[Entries from a visual dataset]
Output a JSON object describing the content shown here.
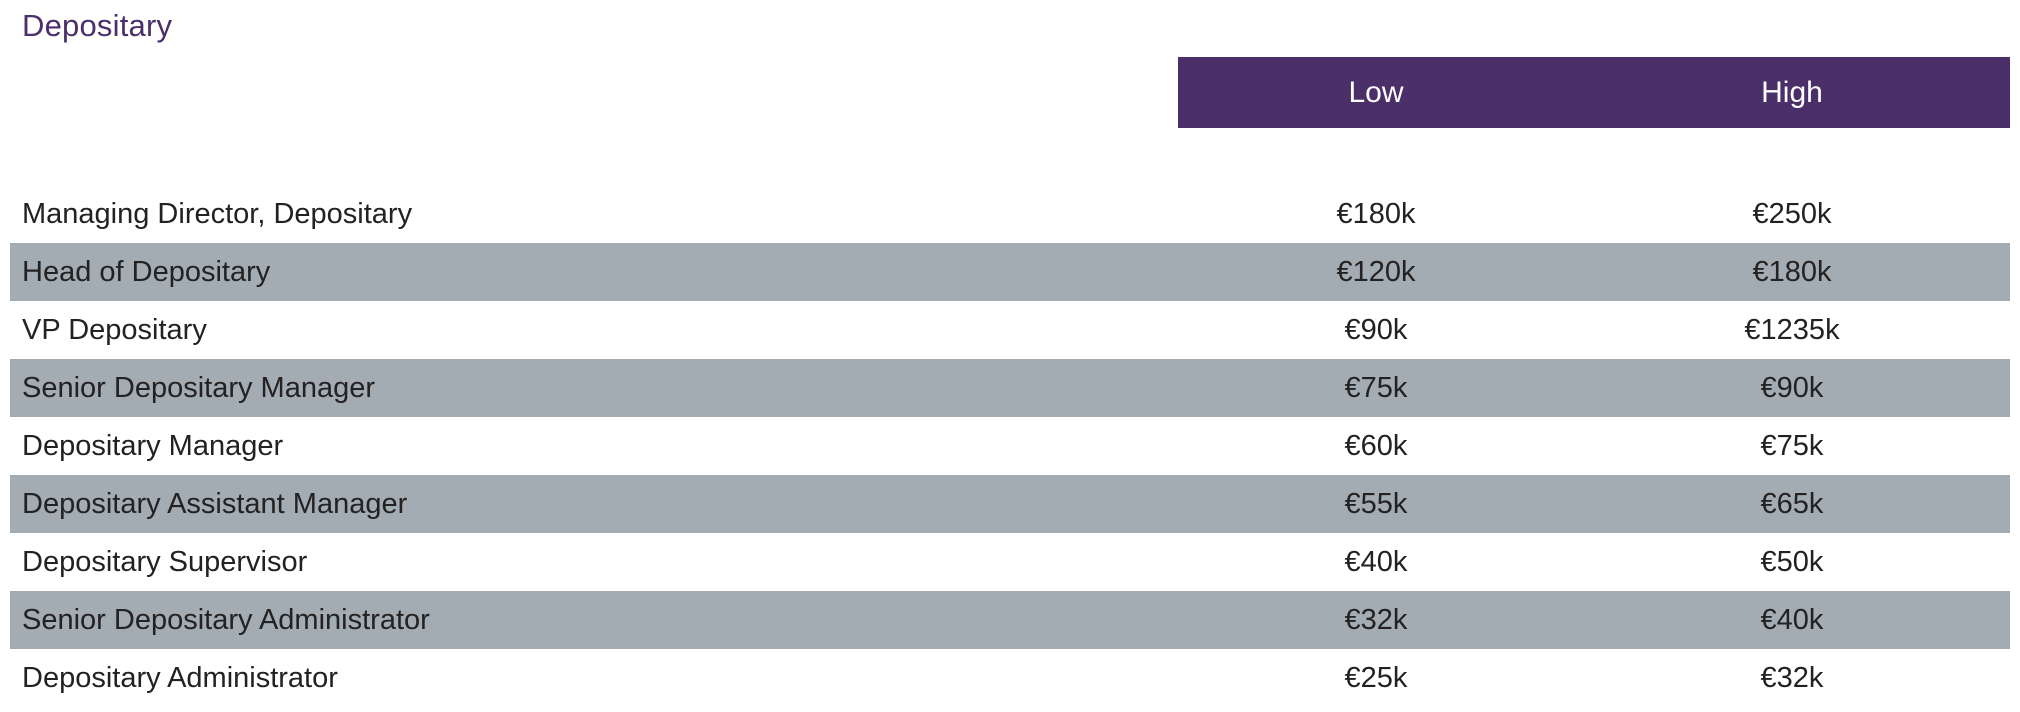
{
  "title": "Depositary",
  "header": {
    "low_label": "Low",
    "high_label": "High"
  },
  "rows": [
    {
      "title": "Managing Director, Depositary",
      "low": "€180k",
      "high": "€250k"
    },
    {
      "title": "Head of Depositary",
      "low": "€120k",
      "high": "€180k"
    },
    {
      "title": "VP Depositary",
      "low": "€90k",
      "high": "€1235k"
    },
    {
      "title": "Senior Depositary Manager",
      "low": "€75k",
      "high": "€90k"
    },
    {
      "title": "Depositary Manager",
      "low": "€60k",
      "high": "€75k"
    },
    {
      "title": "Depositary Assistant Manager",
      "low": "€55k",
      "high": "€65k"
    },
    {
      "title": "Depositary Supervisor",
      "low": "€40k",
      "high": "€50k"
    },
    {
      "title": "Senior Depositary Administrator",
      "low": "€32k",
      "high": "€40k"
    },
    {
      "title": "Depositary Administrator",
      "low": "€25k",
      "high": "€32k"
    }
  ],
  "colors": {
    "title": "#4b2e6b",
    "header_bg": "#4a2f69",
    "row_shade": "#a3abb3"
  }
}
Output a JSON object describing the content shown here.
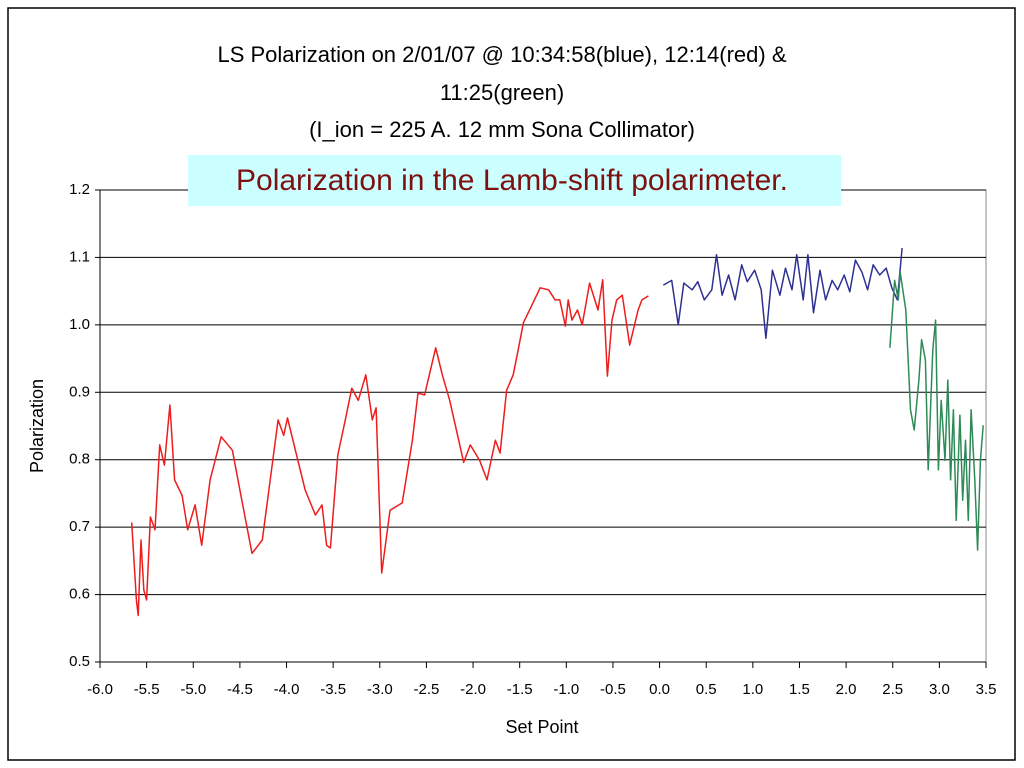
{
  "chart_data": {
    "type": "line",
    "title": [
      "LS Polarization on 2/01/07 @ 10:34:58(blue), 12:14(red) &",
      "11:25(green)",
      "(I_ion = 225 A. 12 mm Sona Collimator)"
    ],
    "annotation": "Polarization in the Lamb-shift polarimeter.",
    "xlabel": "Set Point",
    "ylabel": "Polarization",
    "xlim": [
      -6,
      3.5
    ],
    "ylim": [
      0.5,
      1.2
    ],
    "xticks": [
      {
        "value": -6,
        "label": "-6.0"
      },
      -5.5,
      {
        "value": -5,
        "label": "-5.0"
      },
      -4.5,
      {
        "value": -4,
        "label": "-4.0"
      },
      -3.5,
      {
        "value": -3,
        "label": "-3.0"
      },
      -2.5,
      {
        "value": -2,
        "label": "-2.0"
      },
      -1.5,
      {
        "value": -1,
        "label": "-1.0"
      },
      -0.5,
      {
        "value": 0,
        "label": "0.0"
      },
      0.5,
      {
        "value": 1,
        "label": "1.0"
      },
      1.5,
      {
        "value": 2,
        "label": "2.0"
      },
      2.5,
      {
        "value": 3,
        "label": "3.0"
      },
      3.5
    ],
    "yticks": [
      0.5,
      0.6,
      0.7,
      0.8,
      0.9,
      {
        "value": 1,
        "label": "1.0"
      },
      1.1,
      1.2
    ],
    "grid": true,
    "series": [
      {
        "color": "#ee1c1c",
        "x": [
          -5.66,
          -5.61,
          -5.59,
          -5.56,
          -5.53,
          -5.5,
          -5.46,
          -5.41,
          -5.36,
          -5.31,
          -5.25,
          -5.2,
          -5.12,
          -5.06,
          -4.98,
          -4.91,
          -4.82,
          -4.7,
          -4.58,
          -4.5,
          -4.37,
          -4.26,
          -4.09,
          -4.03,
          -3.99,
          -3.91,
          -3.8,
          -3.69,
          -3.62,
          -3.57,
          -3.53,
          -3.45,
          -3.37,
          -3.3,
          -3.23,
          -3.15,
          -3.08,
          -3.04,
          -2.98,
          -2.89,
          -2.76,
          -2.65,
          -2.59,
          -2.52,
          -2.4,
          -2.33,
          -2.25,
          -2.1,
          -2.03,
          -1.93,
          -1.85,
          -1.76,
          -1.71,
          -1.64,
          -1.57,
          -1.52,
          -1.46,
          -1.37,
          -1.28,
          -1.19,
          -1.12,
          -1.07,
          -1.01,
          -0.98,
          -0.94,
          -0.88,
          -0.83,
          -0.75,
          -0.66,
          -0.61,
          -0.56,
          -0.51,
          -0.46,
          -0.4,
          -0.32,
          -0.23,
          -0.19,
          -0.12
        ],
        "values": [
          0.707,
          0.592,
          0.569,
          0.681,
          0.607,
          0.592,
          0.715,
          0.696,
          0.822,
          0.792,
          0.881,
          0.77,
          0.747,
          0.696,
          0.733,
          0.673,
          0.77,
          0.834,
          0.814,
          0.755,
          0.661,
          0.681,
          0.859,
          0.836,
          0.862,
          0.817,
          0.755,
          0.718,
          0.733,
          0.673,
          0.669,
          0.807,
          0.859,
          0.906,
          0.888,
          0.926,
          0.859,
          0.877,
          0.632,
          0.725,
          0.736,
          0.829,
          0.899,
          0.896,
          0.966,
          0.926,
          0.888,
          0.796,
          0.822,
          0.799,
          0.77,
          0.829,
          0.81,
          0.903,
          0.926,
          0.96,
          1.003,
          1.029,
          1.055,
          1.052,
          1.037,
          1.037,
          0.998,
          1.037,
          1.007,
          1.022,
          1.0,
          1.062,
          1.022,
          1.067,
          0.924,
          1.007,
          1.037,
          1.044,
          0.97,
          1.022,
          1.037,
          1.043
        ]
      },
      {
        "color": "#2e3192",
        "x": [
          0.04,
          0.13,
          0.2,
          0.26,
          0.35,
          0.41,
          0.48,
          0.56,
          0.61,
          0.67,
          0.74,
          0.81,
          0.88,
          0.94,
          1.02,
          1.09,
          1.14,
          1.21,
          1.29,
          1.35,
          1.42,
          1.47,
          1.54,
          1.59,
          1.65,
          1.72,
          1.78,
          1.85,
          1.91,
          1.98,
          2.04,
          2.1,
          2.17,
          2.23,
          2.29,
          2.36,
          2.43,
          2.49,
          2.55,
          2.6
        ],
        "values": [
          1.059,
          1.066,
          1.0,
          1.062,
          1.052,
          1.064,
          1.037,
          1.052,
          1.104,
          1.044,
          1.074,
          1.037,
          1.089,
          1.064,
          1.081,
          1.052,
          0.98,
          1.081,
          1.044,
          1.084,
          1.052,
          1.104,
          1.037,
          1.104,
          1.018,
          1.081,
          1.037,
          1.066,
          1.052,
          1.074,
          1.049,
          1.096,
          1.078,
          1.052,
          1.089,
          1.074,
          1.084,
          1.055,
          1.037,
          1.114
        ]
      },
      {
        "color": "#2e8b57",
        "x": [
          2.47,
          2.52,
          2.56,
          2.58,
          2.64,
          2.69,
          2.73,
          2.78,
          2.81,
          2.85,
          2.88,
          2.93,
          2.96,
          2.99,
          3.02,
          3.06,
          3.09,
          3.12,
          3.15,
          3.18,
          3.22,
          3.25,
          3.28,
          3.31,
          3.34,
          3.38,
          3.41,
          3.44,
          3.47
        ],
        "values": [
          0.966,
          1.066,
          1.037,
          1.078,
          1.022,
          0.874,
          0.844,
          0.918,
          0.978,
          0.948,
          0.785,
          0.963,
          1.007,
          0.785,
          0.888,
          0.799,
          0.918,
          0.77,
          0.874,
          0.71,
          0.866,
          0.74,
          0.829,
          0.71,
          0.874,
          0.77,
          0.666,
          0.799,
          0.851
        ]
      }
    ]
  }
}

# Exercise prompt
Above are the records. Copy every line in them holding "Polarization".

# Response to this task
      "LS Polarization on 2/01/07 @ 10:34:58(blue), 12:14(red) &",
    "annotation": "Polarization in the Lamb-shift polarimeter.",
    "ylabel": "Polarization",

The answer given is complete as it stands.